WHAT TO PRODUCE:
Pull out every line below holding the word "gehn".

(Stored records)
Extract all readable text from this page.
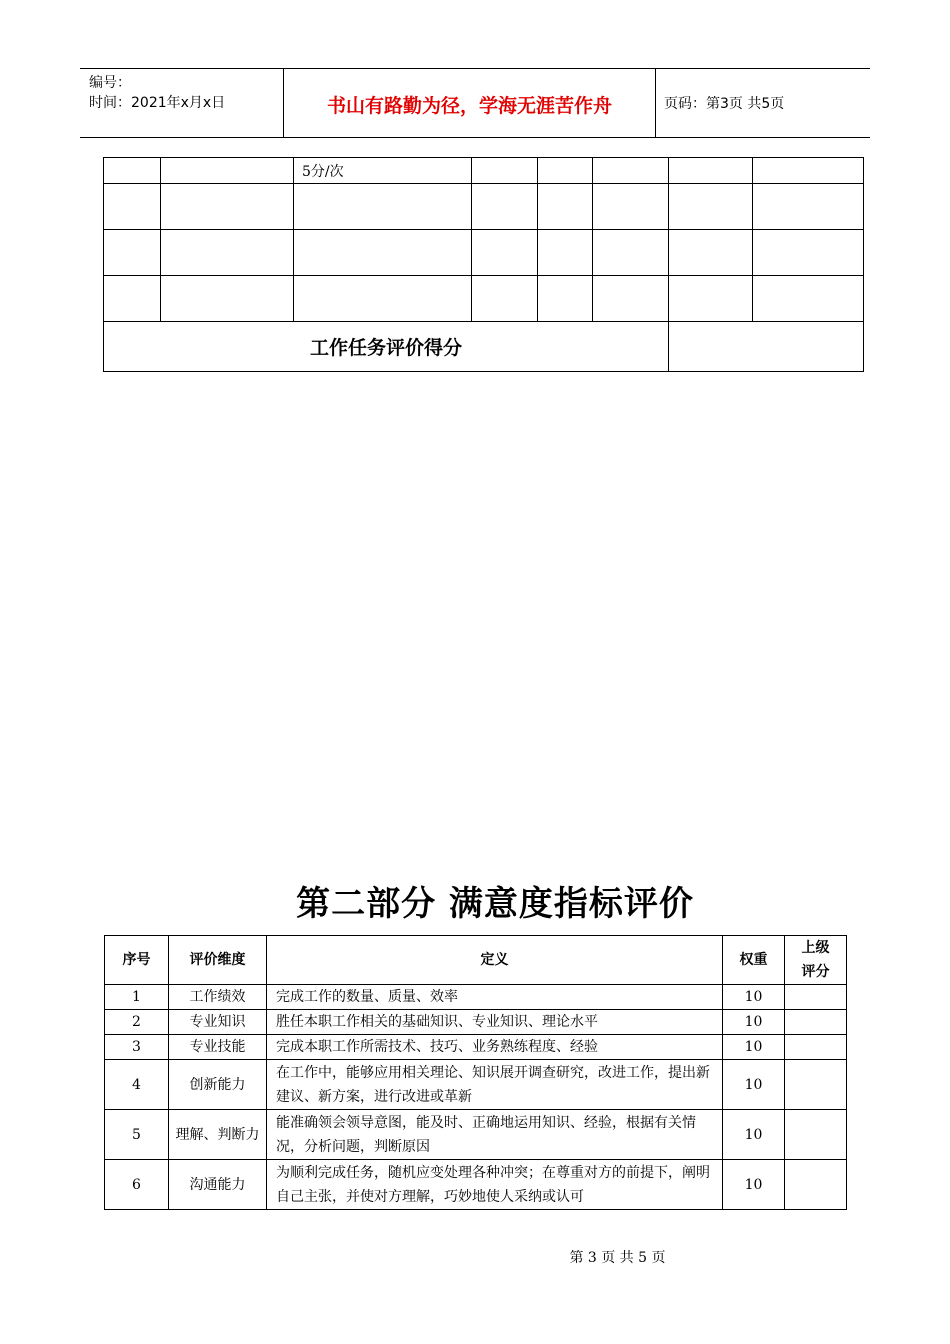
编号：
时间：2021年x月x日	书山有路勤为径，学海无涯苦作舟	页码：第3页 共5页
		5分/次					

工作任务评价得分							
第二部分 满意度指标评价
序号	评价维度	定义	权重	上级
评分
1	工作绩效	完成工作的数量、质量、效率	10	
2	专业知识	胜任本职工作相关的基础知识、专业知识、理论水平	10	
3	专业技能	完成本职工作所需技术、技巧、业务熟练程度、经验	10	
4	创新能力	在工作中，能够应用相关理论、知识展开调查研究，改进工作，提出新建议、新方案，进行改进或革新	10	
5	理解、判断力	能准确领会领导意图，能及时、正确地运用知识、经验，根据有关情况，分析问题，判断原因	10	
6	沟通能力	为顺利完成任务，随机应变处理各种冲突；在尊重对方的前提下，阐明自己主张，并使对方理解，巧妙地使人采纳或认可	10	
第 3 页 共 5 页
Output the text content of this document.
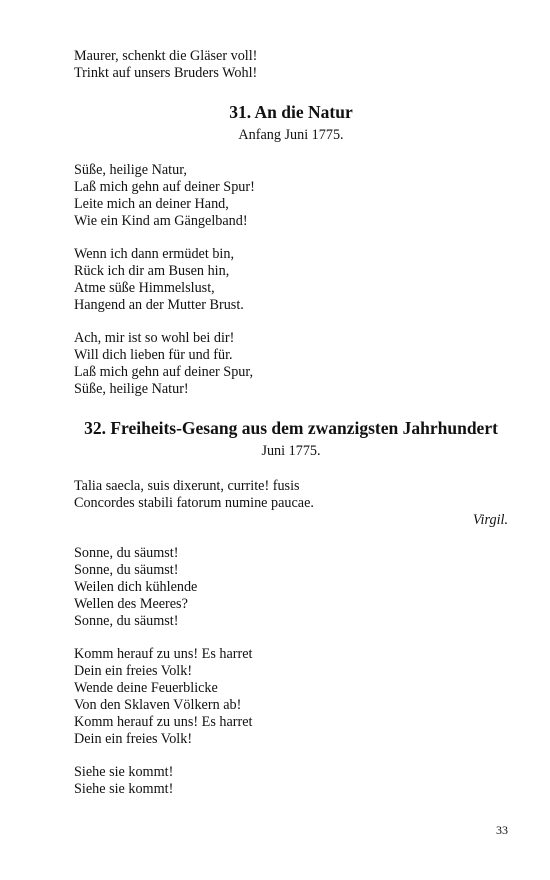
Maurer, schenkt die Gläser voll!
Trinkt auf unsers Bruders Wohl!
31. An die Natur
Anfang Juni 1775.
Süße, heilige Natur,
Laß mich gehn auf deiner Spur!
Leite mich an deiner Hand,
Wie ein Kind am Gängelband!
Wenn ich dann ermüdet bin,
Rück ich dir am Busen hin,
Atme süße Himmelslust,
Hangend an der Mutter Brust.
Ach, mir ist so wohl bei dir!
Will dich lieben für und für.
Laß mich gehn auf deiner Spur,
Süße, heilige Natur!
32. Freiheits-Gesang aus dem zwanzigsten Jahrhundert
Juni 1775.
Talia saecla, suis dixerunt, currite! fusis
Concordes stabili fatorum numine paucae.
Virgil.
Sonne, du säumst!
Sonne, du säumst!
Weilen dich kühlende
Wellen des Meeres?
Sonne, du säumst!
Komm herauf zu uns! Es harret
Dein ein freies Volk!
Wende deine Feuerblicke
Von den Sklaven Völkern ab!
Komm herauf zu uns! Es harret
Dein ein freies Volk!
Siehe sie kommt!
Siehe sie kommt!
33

REPLY TO THE TASK:
Laß mich gehn auf deiner Spur!
Laß mich gehn auf deiner Spur,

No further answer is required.